** begin TASK INPUTS **

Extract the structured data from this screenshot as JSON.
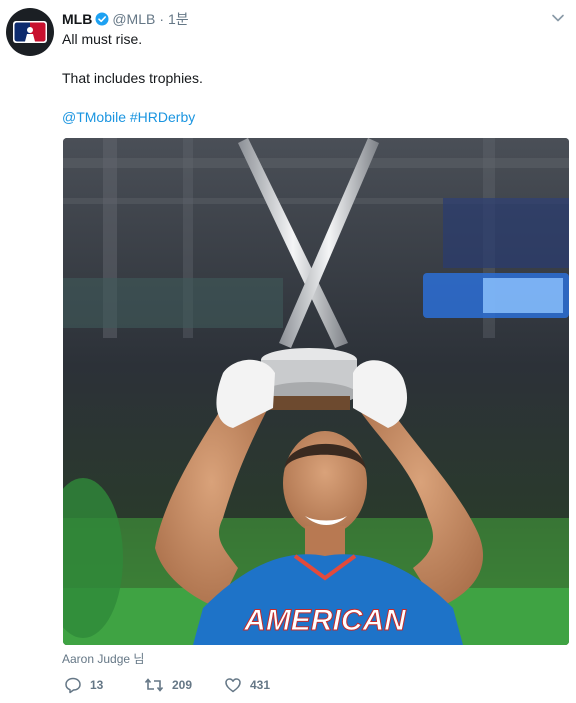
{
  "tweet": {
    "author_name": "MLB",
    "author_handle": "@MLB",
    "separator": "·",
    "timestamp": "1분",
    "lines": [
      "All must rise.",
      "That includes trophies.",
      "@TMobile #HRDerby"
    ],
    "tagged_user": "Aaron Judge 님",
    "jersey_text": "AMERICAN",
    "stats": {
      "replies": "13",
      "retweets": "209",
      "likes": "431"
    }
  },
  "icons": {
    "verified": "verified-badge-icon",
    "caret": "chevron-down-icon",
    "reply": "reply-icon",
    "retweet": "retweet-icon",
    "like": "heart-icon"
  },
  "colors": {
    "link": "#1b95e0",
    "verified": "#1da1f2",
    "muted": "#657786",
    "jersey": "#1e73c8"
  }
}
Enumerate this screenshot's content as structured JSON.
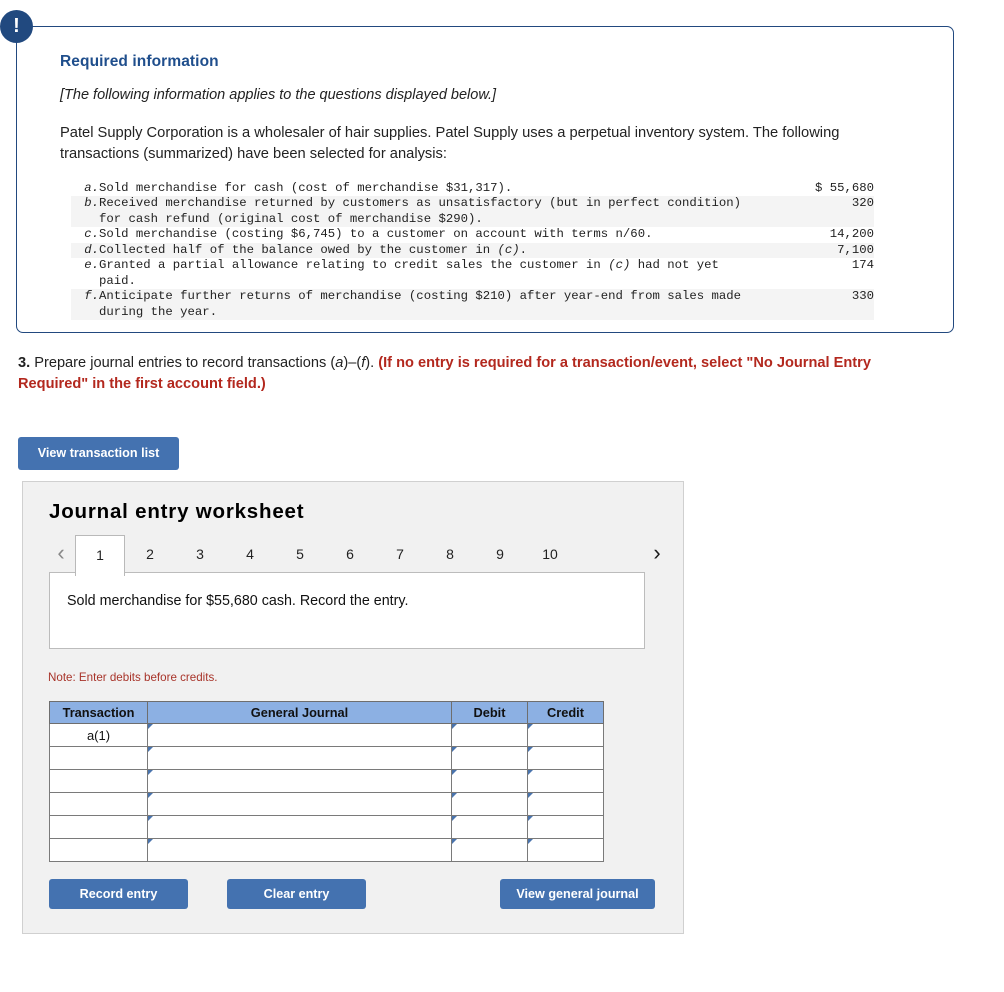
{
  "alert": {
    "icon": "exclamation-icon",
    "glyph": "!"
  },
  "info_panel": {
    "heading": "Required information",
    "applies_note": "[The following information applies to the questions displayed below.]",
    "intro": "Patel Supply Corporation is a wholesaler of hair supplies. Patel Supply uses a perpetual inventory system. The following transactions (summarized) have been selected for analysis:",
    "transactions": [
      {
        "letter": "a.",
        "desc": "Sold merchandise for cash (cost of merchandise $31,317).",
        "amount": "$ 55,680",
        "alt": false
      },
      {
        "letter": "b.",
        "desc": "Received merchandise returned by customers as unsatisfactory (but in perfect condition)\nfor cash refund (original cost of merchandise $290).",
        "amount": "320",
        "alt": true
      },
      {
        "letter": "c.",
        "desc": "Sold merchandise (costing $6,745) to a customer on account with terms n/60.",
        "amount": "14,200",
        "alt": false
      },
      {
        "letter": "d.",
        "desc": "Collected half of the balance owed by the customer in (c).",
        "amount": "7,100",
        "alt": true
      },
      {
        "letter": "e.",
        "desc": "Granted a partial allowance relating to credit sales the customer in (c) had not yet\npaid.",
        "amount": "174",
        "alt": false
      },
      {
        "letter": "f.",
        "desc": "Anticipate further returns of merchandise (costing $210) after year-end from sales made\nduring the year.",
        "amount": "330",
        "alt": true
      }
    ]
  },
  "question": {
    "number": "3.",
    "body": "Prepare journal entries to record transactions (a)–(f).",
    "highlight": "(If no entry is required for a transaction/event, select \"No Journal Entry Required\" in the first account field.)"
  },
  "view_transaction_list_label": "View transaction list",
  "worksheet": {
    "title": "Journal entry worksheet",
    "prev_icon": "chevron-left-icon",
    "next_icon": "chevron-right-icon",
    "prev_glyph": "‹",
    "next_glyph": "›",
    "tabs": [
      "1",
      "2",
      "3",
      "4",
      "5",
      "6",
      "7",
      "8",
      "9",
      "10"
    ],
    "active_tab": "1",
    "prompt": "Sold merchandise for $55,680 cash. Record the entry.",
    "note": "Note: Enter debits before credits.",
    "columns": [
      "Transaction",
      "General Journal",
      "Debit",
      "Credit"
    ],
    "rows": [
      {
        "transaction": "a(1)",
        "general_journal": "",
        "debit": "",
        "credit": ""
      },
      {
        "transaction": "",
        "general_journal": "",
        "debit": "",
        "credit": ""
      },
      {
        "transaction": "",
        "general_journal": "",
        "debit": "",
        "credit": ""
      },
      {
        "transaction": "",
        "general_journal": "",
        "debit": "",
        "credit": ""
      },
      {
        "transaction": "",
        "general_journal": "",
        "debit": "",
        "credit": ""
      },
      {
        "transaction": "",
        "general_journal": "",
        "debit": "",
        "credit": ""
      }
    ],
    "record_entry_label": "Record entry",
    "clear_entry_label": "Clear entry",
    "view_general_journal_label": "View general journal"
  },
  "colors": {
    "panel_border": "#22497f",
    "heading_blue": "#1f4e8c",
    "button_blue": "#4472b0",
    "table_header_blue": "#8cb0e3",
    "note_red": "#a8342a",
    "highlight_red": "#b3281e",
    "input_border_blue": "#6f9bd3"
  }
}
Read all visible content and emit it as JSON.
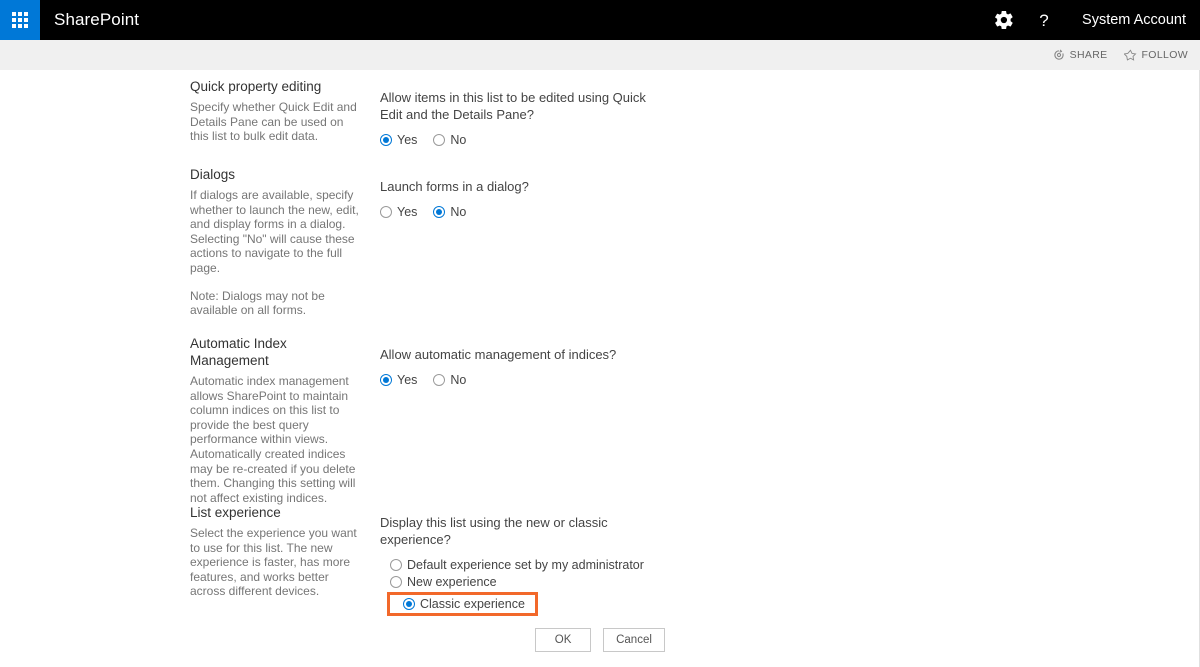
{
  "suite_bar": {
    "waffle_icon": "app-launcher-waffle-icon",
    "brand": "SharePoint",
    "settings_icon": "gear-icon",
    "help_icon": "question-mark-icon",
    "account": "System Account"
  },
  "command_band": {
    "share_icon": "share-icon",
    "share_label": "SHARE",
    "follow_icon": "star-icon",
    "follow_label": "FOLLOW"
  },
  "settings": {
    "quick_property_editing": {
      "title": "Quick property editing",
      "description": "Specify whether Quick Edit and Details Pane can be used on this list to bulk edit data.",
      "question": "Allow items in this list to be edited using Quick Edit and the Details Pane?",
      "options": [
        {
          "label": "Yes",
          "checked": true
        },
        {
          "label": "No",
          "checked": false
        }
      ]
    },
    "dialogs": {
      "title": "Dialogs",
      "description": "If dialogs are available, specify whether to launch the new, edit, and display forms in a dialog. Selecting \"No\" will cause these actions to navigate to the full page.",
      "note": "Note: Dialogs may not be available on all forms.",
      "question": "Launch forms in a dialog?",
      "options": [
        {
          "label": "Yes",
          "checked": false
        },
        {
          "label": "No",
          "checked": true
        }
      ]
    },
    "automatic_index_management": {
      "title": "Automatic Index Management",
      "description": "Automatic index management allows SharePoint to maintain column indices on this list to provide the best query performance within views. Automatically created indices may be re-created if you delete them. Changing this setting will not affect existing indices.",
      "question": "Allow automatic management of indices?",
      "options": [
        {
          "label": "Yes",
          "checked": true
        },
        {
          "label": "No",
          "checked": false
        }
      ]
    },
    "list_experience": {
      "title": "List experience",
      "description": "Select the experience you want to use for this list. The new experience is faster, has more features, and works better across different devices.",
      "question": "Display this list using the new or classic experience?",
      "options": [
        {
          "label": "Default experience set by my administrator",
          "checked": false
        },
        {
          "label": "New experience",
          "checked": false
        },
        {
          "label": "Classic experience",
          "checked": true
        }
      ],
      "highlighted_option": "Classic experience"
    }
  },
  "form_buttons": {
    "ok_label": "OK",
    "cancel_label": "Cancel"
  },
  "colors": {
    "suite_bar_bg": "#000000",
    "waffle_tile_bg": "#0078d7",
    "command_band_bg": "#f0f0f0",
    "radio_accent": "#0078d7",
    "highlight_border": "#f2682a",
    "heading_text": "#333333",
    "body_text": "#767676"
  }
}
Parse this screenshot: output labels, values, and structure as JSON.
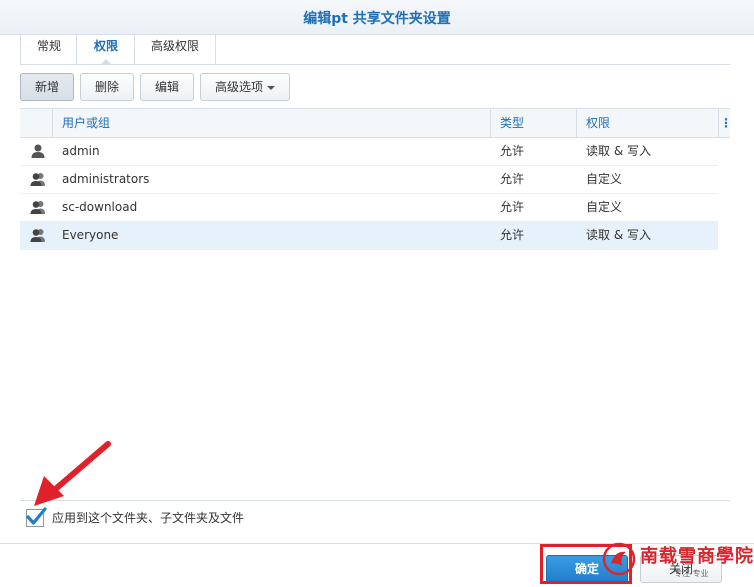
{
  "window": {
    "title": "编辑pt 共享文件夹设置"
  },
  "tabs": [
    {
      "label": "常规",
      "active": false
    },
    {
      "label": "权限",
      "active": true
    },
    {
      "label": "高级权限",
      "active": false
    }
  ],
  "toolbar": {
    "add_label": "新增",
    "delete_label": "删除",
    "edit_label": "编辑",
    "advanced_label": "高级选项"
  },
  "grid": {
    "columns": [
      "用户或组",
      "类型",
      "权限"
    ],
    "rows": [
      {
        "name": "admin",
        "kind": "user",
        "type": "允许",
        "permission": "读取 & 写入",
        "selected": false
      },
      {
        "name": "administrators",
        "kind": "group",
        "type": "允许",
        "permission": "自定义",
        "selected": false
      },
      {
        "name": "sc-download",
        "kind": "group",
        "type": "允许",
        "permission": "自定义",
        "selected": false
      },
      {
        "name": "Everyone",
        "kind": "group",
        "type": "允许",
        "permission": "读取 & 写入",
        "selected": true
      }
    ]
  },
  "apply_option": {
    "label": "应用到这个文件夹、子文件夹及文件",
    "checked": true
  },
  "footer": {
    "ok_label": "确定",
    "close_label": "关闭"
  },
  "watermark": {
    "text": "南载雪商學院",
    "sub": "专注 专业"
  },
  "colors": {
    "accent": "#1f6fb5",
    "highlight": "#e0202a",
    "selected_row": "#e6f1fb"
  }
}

** end TASK INPUTS **

§ REQUIRED WORK:
Write out the material above once more, exactly as it reads, with no pictures.

§ FULL RESPONSE:
Extract the structured data from this screenshot as JSON.
{
  "tweet": {
    "author_name": "MLB",
    "author_handle": "@MLB",
    "separator": "·",
    "timestamp": "1분",
    "lines": [
      "All must rise.",
      "That includes trophies.",
      "@TMobile #HRDerby"
    ],
    "tagged_user": "Aaron Judge 님",
    "jersey_text": "AMERICAN",
    "stats": {
      "replies": "13",
      "retweets": "209",
      "likes": "431"
    }
  },
  "icons": {
    "verified": "verified-badge-icon",
    "caret": "chevron-down-icon",
    "reply": "reply-icon",
    "retweet": "retweet-icon",
    "like": "heart-icon"
  },
  "colors": {
    "link": "#1b95e0",
    "verified": "#1da1f2",
    "muted": "#657786",
    "jersey": "#1e73c8"
  }
}
Enumerate this screenshot's content as structured JSON.
{
  "alert": {
    "icon": "exclamation-icon",
    "glyph": "!"
  },
  "info_panel": {
    "heading": "Required information",
    "applies_note": "[The following information applies to the questions displayed below.]",
    "intro": "Patel Supply Corporation is a wholesaler of hair supplies. Patel Supply uses a perpetual inventory system. The following transactions (summarized) have been selected for analysis:",
    "transactions": [
      {
        "letter": "a.",
        "desc": "Sold merchandise for cash (cost of merchandise $31,317).",
        "amount": "$ 55,680",
        "alt": false
      },
      {
        "letter": "b.",
        "desc": "Received merchandise returned by customers as unsatisfactory (but in perfect condition)\nfor cash refund (original cost of merchandise $290).",
        "amount": "320",
        "alt": true
      },
      {
        "letter": "c.",
        "desc": "Sold merchandise (costing $6,745) to a customer on account with terms n/60.",
        "amount": "14,200",
        "alt": false
      },
      {
        "letter": "d.",
        "desc": "Collected half of the balance owed by the customer in (c).",
        "amount": "7,100",
        "alt": true
      },
      {
        "letter": "e.",
        "desc": "Granted a partial allowance relating to credit sales the customer in (c) had not yet\npaid.",
        "amount": "174",
        "alt": false
      },
      {
        "letter": "f.",
        "desc": "Anticipate further returns of merchandise (costing $210) after year-end from sales made\nduring the year.",
        "amount": "330",
        "alt": true
      }
    ]
  },
  "question": {
    "number": "3.",
    "body": "Prepare journal entries to record transactions (a)–(f).",
    "highlight": "(If no entry is required for a transaction/event, select \"No Journal Entry Required\" in the first account field.)"
  },
  "view_transaction_list_label": "View transaction list",
  "worksheet": {
    "title": "Journal entry worksheet",
    "prev_icon": "chevron-left-icon",
    "next_icon": "chevron-right-icon",
    "prev_glyph": "‹",
    "next_glyph": "›",
    "tabs": [
      "1",
      "2",
      "3",
      "4",
      "5",
      "6",
      "7",
      "8",
      "9",
      "10"
    ],
    "active_tab": "1",
    "prompt": "Sold merchandise for $55,680 cash. Record the entry.",
    "note": "Note: Enter debits before credits.",
    "columns": [
      "Transaction",
      "General Journal",
      "Debit",
      "Credit"
    ],
    "rows": [
      {
        "transaction": "a(1)",
        "general_journal": "",
        "debit": "",
        "credit": ""
      },
      {
        "transaction": "",
        "general_journal": "",
        "debit": "",
        "credit": ""
      },
      {
        "transaction": "",
        "general_journal": "",
        "debit": "",
        "credit": ""
      },
      {
        "transaction": "",
        "general_journal": "",
        "debit": "",
        "credit": ""
      },
      {
        "transaction": "",
        "general_journal": "",
        "debit": "",
        "credit": ""
      },
      {
        "transaction": "",
        "general_journal": "",
        "debit": "",
        "credit": ""
      }
    ],
    "record_entry_label": "Record entry",
    "clear_entry_label": "Clear entry",
    "view_general_journal_label": "View general journal"
  },
  "colors": {
    "panel_border": "#22497f",
    "heading_blue": "#1f4e8c",
    "button_blue": "#4472b0",
    "table_header_blue": "#8cb0e3",
    "note_red": "#a8342a",
    "highlight_red": "#b3281e",
    "input_border_blue": "#6f9bd3"
  }
}
Read all visible content and emit it as JSON.
{
  "suite_bar": {
    "waffle_icon": "app-launcher-waffle-icon",
    "brand": "SharePoint",
    "settings_icon": "gear-icon",
    "help_icon": "question-mark-icon",
    "account": "System Account"
  },
  "command_band": {
    "share_icon": "share-icon",
    "share_label": "SHARE",
    "follow_icon": "star-icon",
    "follow_label": "FOLLOW"
  },
  "settings": {
    "quick_property_editing": {
      "title": "Quick property editing",
      "description": "Specify whether Quick Edit and Details Pane can be used on this list to bulk edit data.",
      "question": "Allow items in this list to be edited using Quick Edit and the Details Pane?",
      "options": [
        {
          "label": "Yes",
          "checked": true
        },
        {
          "label": "No",
          "checked": false
        }
      ]
    },
    "dialogs": {
      "title": "Dialogs",
      "description": "If dialogs are available, specify whether to launch the new, edit, and display forms in a dialog. Selecting \"No\" will cause these actions to navigate to the full page.",
      "note": "Note: Dialogs may not be available on all forms.",
      "question": "Launch forms in a dialog?",
      "options": [
        {
          "label": "Yes",
          "checked": false
        },
        {
          "label": "No",
          "checked": true
        }
      ]
    },
    "automatic_index_management": {
      "title": "Automatic Index Management",
      "description": "Automatic index management allows SharePoint to maintain column indices on this list to provide the best query performance within views. Automatically created indices may be re-created if you delete them. Changing this setting will not affect existing indices.",
      "question": "Allow automatic management of indices?",
      "options": [
        {
          "label": "Yes",
          "checked": true
        },
        {
          "label": "No",
          "checked": false
        }
      ]
    },
    "list_experience": {
      "title": "List experience",
      "description": "Select the experience you want to use for this list. The new experience is faster, has more features, and works better across different devices.",
      "question": "Display this list using the new or classic experience?",
      "options": [
        {
          "label": "Default experience set by my administrator",
          "checked": false
        },
        {
          "label": "New experience",
          "checked": false
        },
        {
          "label": "Classic experience",
          "checked": true
        }
      ],
      "highlighted_option": "Classic experience"
    }
  },
  "form_buttons": {
    "ok_label": "OK",
    "cancel_label": "Cancel"
  },
  "colors": {
    "suite_bar_bg": "#000000",
    "waffle_tile_bg": "#0078d7",
    "command_band_bg": "#f0f0f0",
    "radio_accent": "#0078d7",
    "highlight_border": "#f2682a",
    "heading_text": "#333333",
    "body_text": "#767676"
  }
}
Parse this screenshot: output labels, values, and structure as JSON.
{
  "window": {
    "title": "编辑pt 共享文件夹设置"
  },
  "tabs": [
    {
      "label": "常规",
      "active": false
    },
    {
      "label": "权限",
      "active": true
    },
    {
      "label": "高级权限",
      "active": false
    }
  ],
  "toolbar": {
    "add_label": "新增",
    "delete_label": "删除",
    "edit_label": "编辑",
    "advanced_label": "高级选项"
  },
  "grid": {
    "columns": [
      "用户或组",
      "类型",
      "权限"
    ],
    "rows": [
      {
        "name": "admin",
        "kind": "user",
        "type": "允许",
        "permission": "读取 & 写入",
        "selected": false
      },
      {
        "name": "administrators",
        "kind": "group",
        "type": "允许",
        "permission": "自定义",
        "selected": false
      },
      {
        "name": "sc-download",
        "kind": "group",
        "type": "允许",
        "permission": "自定义",
        "selected": false
      },
      {
        "name": "Everyone",
        "kind": "group",
        "type": "允许",
        "permission": "读取 & 写入",
        "selected": true
      }
    ]
  },
  "apply_option": {
    "label": "应用到这个文件夹、子文件夹及文件",
    "checked": true
  },
  "footer": {
    "ok_label": "确定",
    "close_label": "关闭"
  },
  "watermark": {
    "text": "南载雪商學院",
    "sub": "专注 专业"
  },
  "colors": {
    "accent": "#1f6fb5",
    "highlight": "#e0202a",
    "selected_row": "#e6f1fb"
  }
}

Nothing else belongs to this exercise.